(Collected data)

•••••

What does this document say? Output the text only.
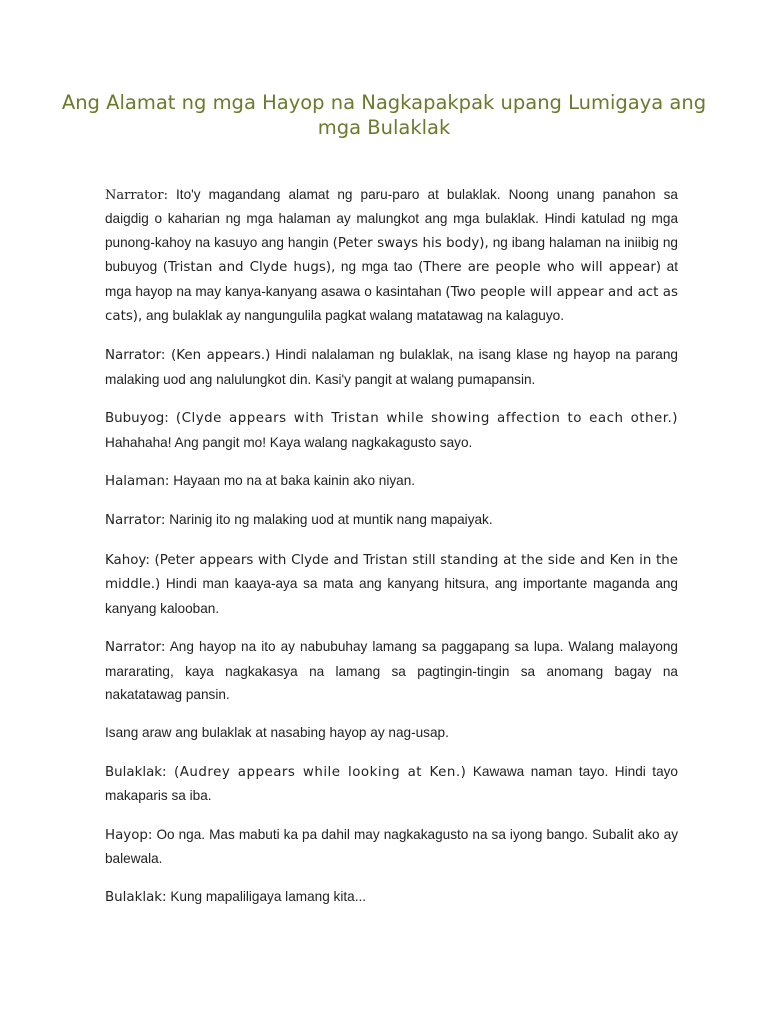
Ang Alamat ng mga Hayop na Nagkapakpak upang Lumigaya ang mga Bulaklak

Narrator: Ito'y magandang alamat ng paru-paro at bulaklak. Noong unang panahon sa daigdig o kaharian ng mga halaman ay malungkot ang mga bulaklak. Hindi katulad ng mga punong-kahoy na kasuyo ang hangin (Peter sways his body), ng ibang halaman na iniibig ng bubuyog (Tristan and Clyde hugs), ng mga tao (There are people who will appear) at mga hayop na may kanya-kanyang asawa o kasintahan (Two people will appear and act as cats), ang bulaklak ay nangungulila pagkat walang matatawag na kalaguyo.

Narrator: (Ken appears.) Hindi nalalaman ng bulaklak, na isang klase ng hayop na parang malaking uod ang nalulungkot din. Kasi'y pangit at walang pumapansin.

Bubuyog: (Clyde appears with Tristan while showing affection to each other.) Hahahaha! Ang pangit mo! Kaya walang nagkakagusto sayo.

Halaman: Hayaan mo na at baka kainin ako niyan.

Narrator: Narinig ito ng malaking uod at muntik nang mapaiyak.

Kahoy: (Peter appears with Clyde and Tristan still standing at the side and Ken in the middle.) Hindi man kaaya-aya sa mata ang kanyang hitsura, ang importante maganda ang kanyang kalooban.

Narrator: Ang hayop na ito ay nabubuhay lamang sa paggapang sa lupa. Walang malayong mararating, kaya nagkakasya na lamang sa pagtingin-tingin sa anomang bagay na nakatatawag pansin.

Isang araw ang bulaklak at nasabing hayop ay nag-usap.

Bulaklak: (Audrey appears while looking at Ken.) Kawawa naman tayo. Hindi tayo makaparis sa iba.

Hayop: Oo nga. Mas mabuti ka pa dahil may nagkakagusto na sa iyong bango. Subalit ako ay balewala.

Bulaklak: Kung mapaliligaya lamang kita...
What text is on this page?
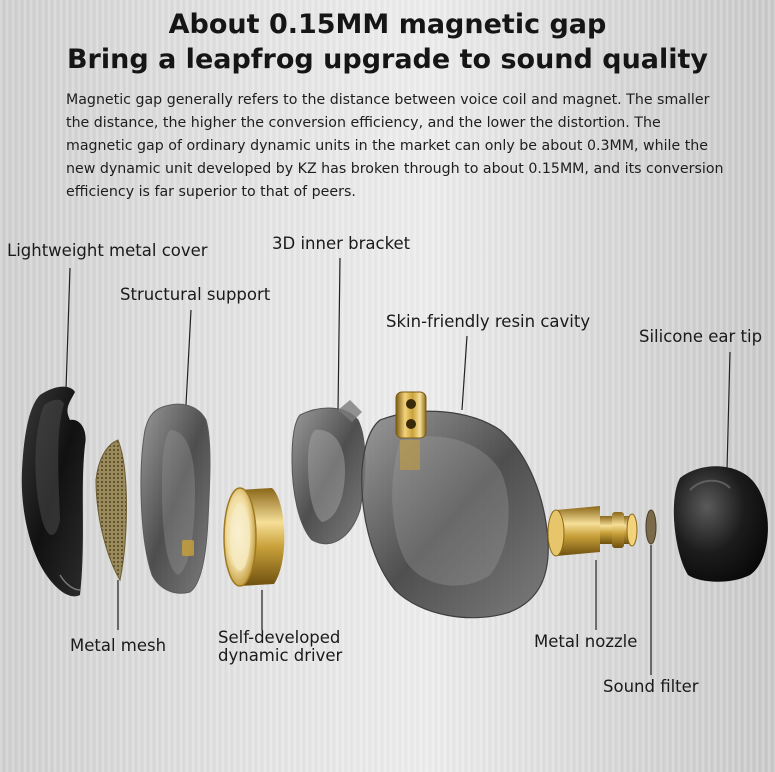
About 0.15MM magnetic gap
Bring a leapfrog upgrade to sound quality

Magnetic gap generally refers to the distance between voice coil and magnet. The smaller the distance, the higher the conversion efficiency, and the lower the distortion. The magnetic gap of ordinary dynamic units in the market can only be about 0.3MM, while the new dynamic unit developed by KZ has broken through to about 0.15MM, and its conversion efficiency is far superior to that of peers.

Lightweight metal cover
Structural support
3D inner bracket
Skin-friendly resin cavity
Silicone ear tip
Metal mesh	Self-developed
dynamic driver
Metal nozzle
Sound filter
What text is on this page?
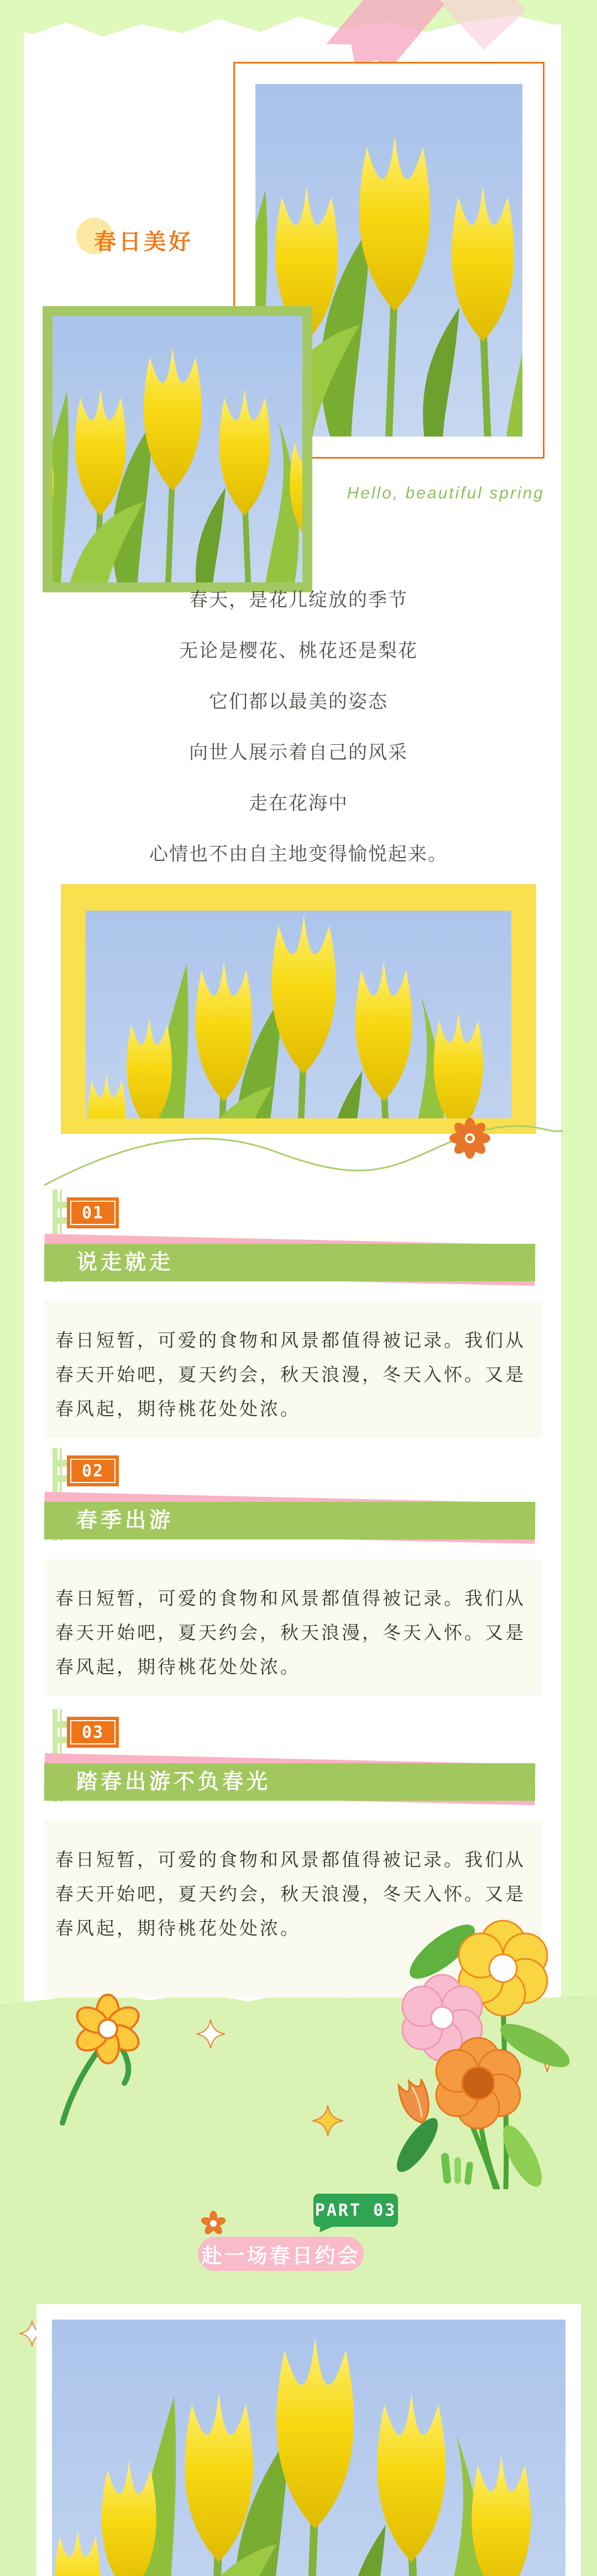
春日美好
Hello, beautiful spring
春天，是花儿绽放的季节
无论是樱花、桃花还是梨花
它们都以最美的姿态
向世人展示着自己的风采
走在花海中
心情也不由自主地变得愉悦起来。
01
说走就走
春日短暂，可爱的食物和风景都值得被记录。我们从春天开始吧，夏天约会，秋天浪漫，冬天入怀。又是春风起，期待桃花处处浓。
02
春季出游
春日短暂，可爱的食物和风景都值得被记录。我们从春天开始吧，夏天约会，秋天浪漫，冬天入怀。又是春风起，期待桃花处处浓。
03
踏春出游不负春光
春日短暂，可爱的食物和风景都值得被记录。我们从春天开始吧，夏天约会，秋天浪漫，冬天入怀。又是春风起，期待桃花处处浓。
PART 03
赴一场春日约会
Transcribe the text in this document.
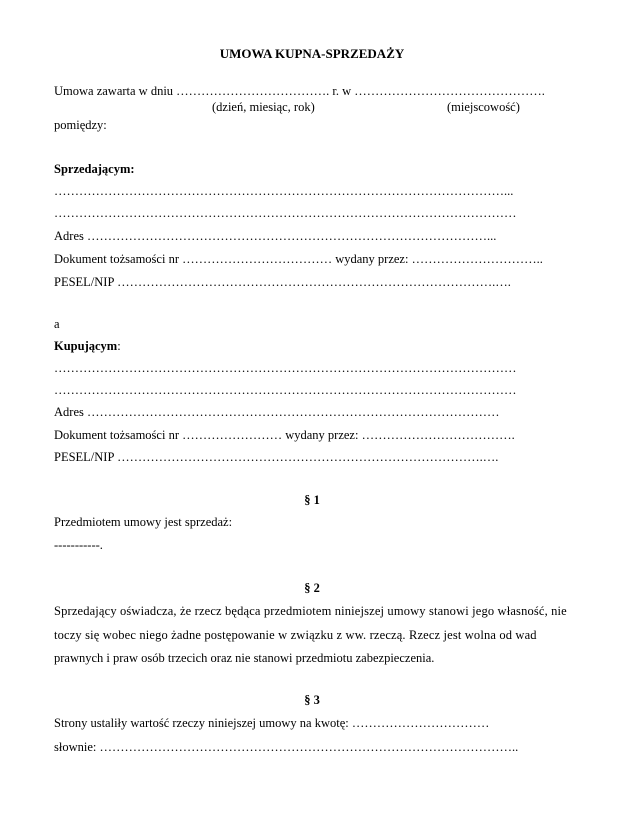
UMOWA KUPNA-SPRZEDAŻY

Umowa zawarta w dniu ………………………………. r. w ……………………………………….

(dzień, miesiąc, rok)	(miejscowość)

pomiędzy:

Sprzedającym:

………………………………………………………………………………………………...

…………………………………………………………………………………………………

Adres ……………………………………………………………………………………...

Dokument tożsamości nr ……………………………… wydany przez: …………………………..

PESEL/NIP ……………………………………………………………………………….….

a

Kupującym:

…………………………………………………………………………………………………

…………………………………………………………………………………………………

Adres ………………………………………………………………………………………

Dokument tożsamości nr …………………… wydany przez: ……………………………….

PESEL/NIP …………………………………………………………………………….….

§ 1

Przedmiotem umowy jest sprzedaż:

-----------.

§ 2

Sprzedający oświadcza, że rzecz będąca przedmiotem niniejszej umowy stanowi jego własność, nie

toczy się wobec niego żadne postępowanie w związku z ww. rzeczą. Rzecz jest wolna od wad

prawnych i praw osób trzecich oraz nie stanowi przedmiotu zabezpieczenia.

§ 3

Strony ustaliły wartość rzeczy niniejszej umowy na kwotę: ……………………………

słownie: ………………………………………………………………………………………..
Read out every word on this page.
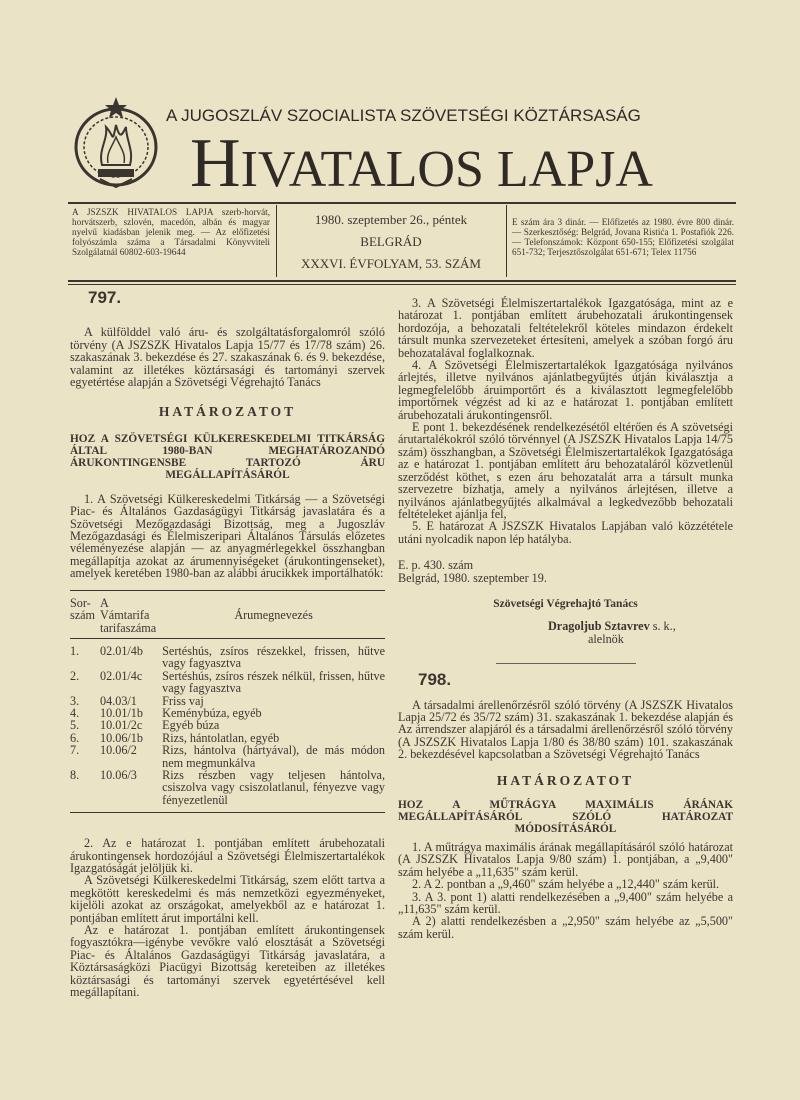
A JUGOSZLÁV SZOCIALISTA SZÖVETSÉGI KÖZTÁRSASÁG
HIVATALOS LAPJA
A JSZSZK HIVATALOS LAPJA szerb-horvát, horvátszerb, szlovén, macedón, albán és magyar nyelvű kiadásban jelenik meg. — Az előfizetési folyószámla száma a Társadalmi Könyvviteli Szolgálatnál 60802-603-19644
1980. szeptember 26., péntek
BELGRÁD
XXXVI. ÉVFOLYAM, 53. SZÁM
E szám ára 3 dinár. — Előfizetés az 1980. évre 800 dinár. — Szerkesztőség: Belgrád, Jovana Ristića 1. Postafiók 226. — Telefonszámok: Központ 650-155; Előfizetési szolgálat 651-732; Terjesztőszolgálat 651-671; Telex 11756
797.

A külfölddel való áru- és szolgáltatásforgalomról szóló törvény (A JSZSZK Hivatalos Lapja 15/77 és 17/78 szám) 26. szakaszának 3. bekezdése és 27. szakaszának 6. és 9. bekezdése, valamint az illetékes köztársasági és tartományi szervek egyetértése alapján a Szövetségi Végrehajtó Tanács

HATÁROZATOT
HOZ A SZÖVETSÉGI KÜLKERESKEDELMI TITKÁRSÁG ÁLTAL 1980-BAN MEGHATÁROZANDÓ ÁRUKONTINGENSBE TARTOZÓ ÁRU MEGÁLLAPÍTÁSÁRÓL

1. A Szövetségi Külkereskedelmi Titkárság — a Szövetségi Piac- és Általános Gazdaságügyi Titkárság javaslatára és a Szövetségi Mezőgazdasági Bizottság, meg a Jugoszláv Mezőgazdasági és Élelmiszeripari Általános Társulás előzetes véleményezése alapján — az anyagmérlegekkel összhangban megállapítja azokat az árumennyiségeket (árukontingenseket), amelyek keretében 1980-ban az alábbi árucikkek importálhatók:

Sor-szám	A Vámtarifa tarifaszáma	Árumegnevezés

1.	02.01/4b	Sertéshús, zsíros részekkel, frissen, hűtve vagy fagyasztva
2.	02.01/4c	Sertéshús, zsíros részek nélkül, frissen, hűtve vagy fagyasztva
3.	04.03/1	Friss vaj
4.	10.01/1b	Keménybúza, egyéb
5.	10.01/2c	Egyéb búza
6.	10.06/1b	Rizs, hántolatlan, egyéb
7.	10.06/2	Rizs, hántolva (hártyával), de más módon nem megmunkálva
8.	10.06/3	Rizs részben vagy teljesen hántolva, csiszolva vagy csiszolatlanul, fényezve vagy fényezetlenül

2. Az e határozat 1. pontjában említett árubehozatali árukontingensek hordozójául a Szövetségi Élelmiszertartalékok Igazgatóságát jelöljük ki.

A Szövetségi Külkereskedelmi Titkárság, szem előtt tartva a megkötött kereskedelmi és más nemzetközi egyezményeket, kijelöli azokat az országokat, amelyekből az e határozat 1. pontjában említett árut importálni kell.

Az e határozat 1. pontjában említett árukontingensek fogyasztókra—igénybe vevőkre való elosztását a Szövetségi Piac- és Általános Gazdaságügyi Titkárság javaslatára, a Köztársaságközi Piacügyi Bizottság kereteiben az illetékes köztársasági és tartományi szervek egyetértésével kell megállapítani.

3. A Szövetségi Élelmiszertartalékok Igazgatósága, mint az e határozat 1. pontjában említett árubehozatali árukontingensek hordozója, a behozatali feltételekről köteles mindazon érdekelt társult munka szervezeteket értesíteni, amelyek a szóban forgó áru behozatalával foglalkoznak.

4. A Szövetségi Élelmiszertartalékok Igazgatósága nyilvános árlejtés, illetve nyilvános ajánlatbegyűjtés útján kiválasztja a legmegfelelőbb áruimportőrt és a kiválasztott legmegfelelőbb importőrnek végzést ad ki az e határozat 1. pontjában említett árubehozatali árukontingensről.

E pont 1. bekezdésének rendelkezésétől eltérően és A szövetségi árutartalékokról szóló törvénnyel (A JSZSZK Hivatalos Lapja 14/75 szám) összhangban, a Szövetségi Élelmiszertartalékok Igazgatósága az e határozat 1. pontjában említett áru behozataláról közvetlenül szerződést köthet, s ezen áru behozatalát arra a társult munka szervezetre bízhatja, amely a nyilvános árlejtésen, illetve a nyilvános ajánlatbegyűjtés alkalmával a legkedvezőbb behozatali feltételeket ajánlja fel,

5. E határozat A JSZSZK Hivatalos Lapjában való közzététele utáni nyolcadik napon lép hatályba.

E. p. 430. szám
Belgrád, 1980. szeptember 19.
Szövetségi Végrehajtó Tanács
Dragoljub Sztavrev s. k.,
alelnök
798.

A társadalmi árellenőrzésről szóló törvény (A JSZSZK Hivatalos Lapja 25/72 és 35/72 szám) 31. szakaszának 1. bekezdése alapján és Az árrendszer alapjáról és a társadalmi árellenőrzésről szóló törvény (A JSZSZK Hivatalos Lapja 1/80 és 38/80 szám) 101. szakaszának 2. bekezdésével kapcsolatban a Szövetségi Végrehajtó Tanács

HATÁROZATOT
HOZ A MŰTRÁGYA MAXIMÁLIS ÁRÁNAK MEGÁLLAPÍTÁSÁRÓL SZÓLÓ HATÁROZAT MÓDOSÍTÁSÁRÓL

1. A műtrágya maximális árának megállapításáról szóló határozat (A JSZSZK Hivatalos Lapja 9/80 szám) 1. pontjában, a „9,400" szám helyébe a „11,635" szám kerül.

2. A 2. pontban a „9,460" szám helyébe a „12,440" szám kerül.

3. A 3. pont 1) alatti rendelkezésében a „9,400" szám helyébe a „11,635" szám kerül.

A 2) alatti rendelkezésben a „2,950" szám helyébe az „5,500" szám kerül.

•••••

Exercise directions = Locate the word "illetve" in the records above, and return each line that has it.

Exercise response =
4. A Szövetségi Élelmiszertartalékok Igazgatósága nyilvános árlejtés, illetve nyilvános ajánlatbegyűjtés útján kiválasztja a legmegfelelőbb áruimportőrt és a kiválasztott legmegfelelőbb importőrnek végzést ad ki az e határozat 1. pontjában említett árubehozatali árukontingensről.
E pont 1. bekezdésének rendelkezésétől eltérően és A szövetségi árutartalékokról szóló törvénnyel (A JSZSZK Hivatalos Lapja 14/75 szám) összhangban, a Szövetségi Élelmiszertartalékok Igazgatósága az e határozat 1. pontjában említett áru behozataláról közvetlenül szerződést köthet, s ezen áru behozatalát arra a társult munka szervezetre bízhatja, amely a nyilvános árlejtésen, illetve a nyilvános ajánlatbegyűjtés alkalmával a legkedvezőbb behozatali feltételeket ajánlja fel,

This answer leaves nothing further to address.